-- WORK TO BE COMPLETED --
The records below must be output exactly, without pictures.

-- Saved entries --
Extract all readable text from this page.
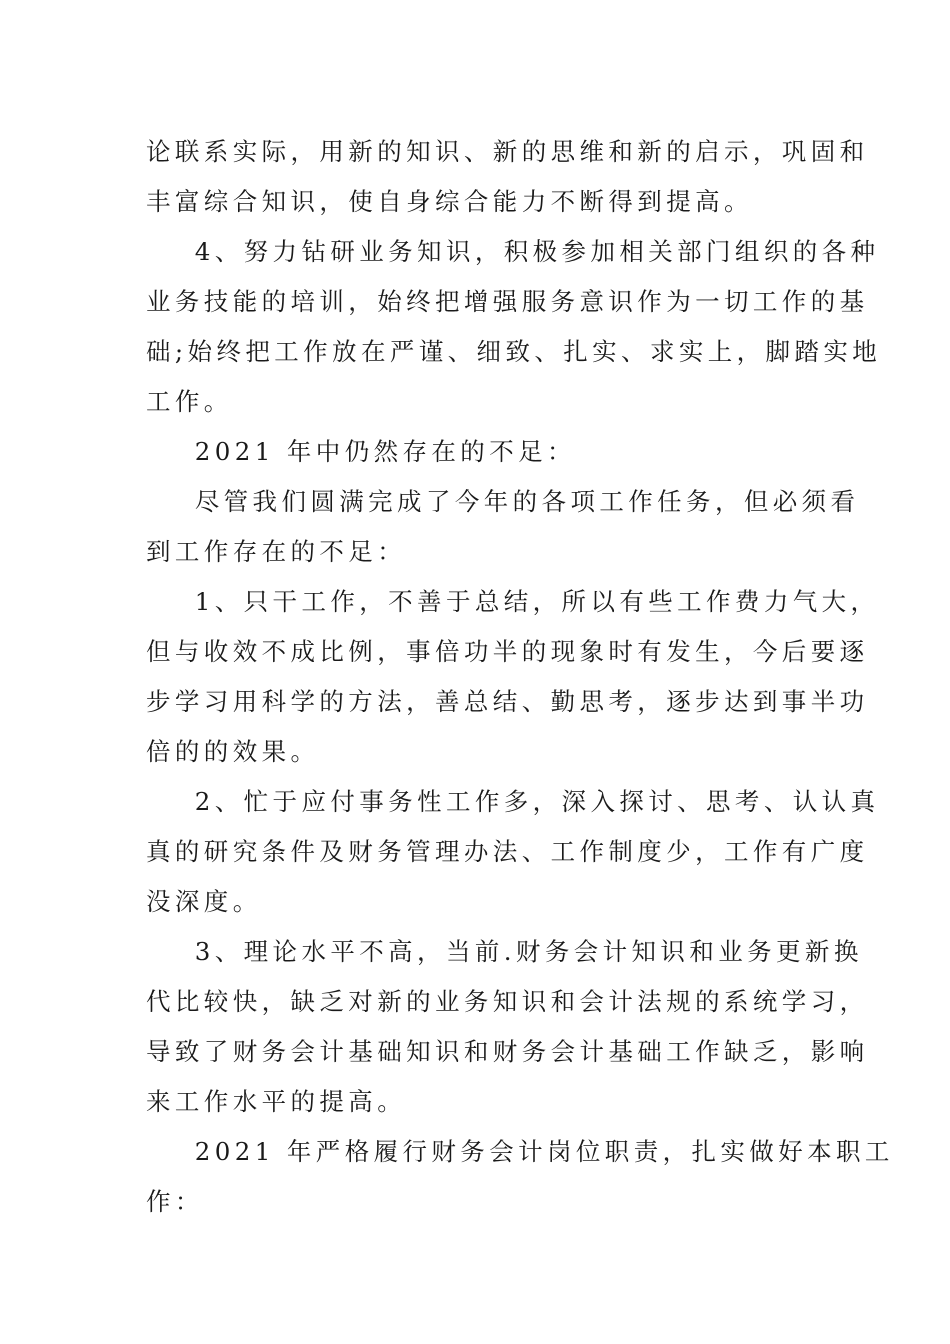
论联系实际，用新的知识、新的思维和新的启示，巩固和
丰富综合知识，使自身综合能力不断得到提高。
4、努力钻研业务知识，积极参加相关部门组织的各种
业务技能的培训，始终把增强服务意识作为一切工作的基
础;始终把工作放在严谨、细致、扎实、求实上，脚踏实地
工作。
2021 年中仍然存在的不足：
尽管我们圆满完成了今年的各项工作任务，但必须看
到工作存在的不足：
1、只干工作，不善于总结，所以有些工作费力气大，
但与收效不成比例，事倍功半的现象时有发生，今后要逐
步学习用科学的方法，善总结、勤思考，逐步达到事半功
倍的的效果。
2、忙于应付事务性工作多，深入探讨、思考、认认真
真的研究条件及财务管理办法、工作制度少，工作有广度
没深度。
3、理论水平不高，当前.财务会计知识和业务更新换
代比较快，缺乏对新的业务知识和会计法规的系统学习，
导致了财务会计基础知识和财务会计基础工作缺乏，影响
来工作水平的提高。
2021 年严格履行财务会计岗位职责，扎实做好本职工
作：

-- FULL RESPONSE --
Extract all readable text from this page.
论联系实际，用新的知识、新的思维和新的启示，巩固和
丰富综合知识，使自身综合能力不断得到提高。
4、努力钻研业务知识，积极参加相关部门组织的各种
业务技能的培训，始终把增强服务意识作为一切工作的基
础;始终把工作放在严谨、细致、扎实、求实上，脚踏实地
工作。
2021 年中仍然存在的不足：
尽管我们圆满完成了今年的各项工作任务，但必须看
到工作存在的不足：
1、只干工作，不善于总结，所以有些工作费力气大，
但与收效不成比例，事倍功半的现象时有发生，今后要逐
步学习用科学的方法，善总结、勤思考，逐步达到事半功
倍的的效果。
2、忙于应付事务性工作多，深入探讨、思考、认认真
真的研究条件及财务管理办法、工作制度少，工作有广度
没深度。
3、理论水平不高，当前.财务会计知识和业务更新换
代比较快，缺乏对新的业务知识和会计法规的系统学习，
导致了财务会计基础知识和财务会计基础工作缺乏，影响
来工作水平的提高。
2021 年严格履行财务会计岗位职责，扎实做好本职工
作：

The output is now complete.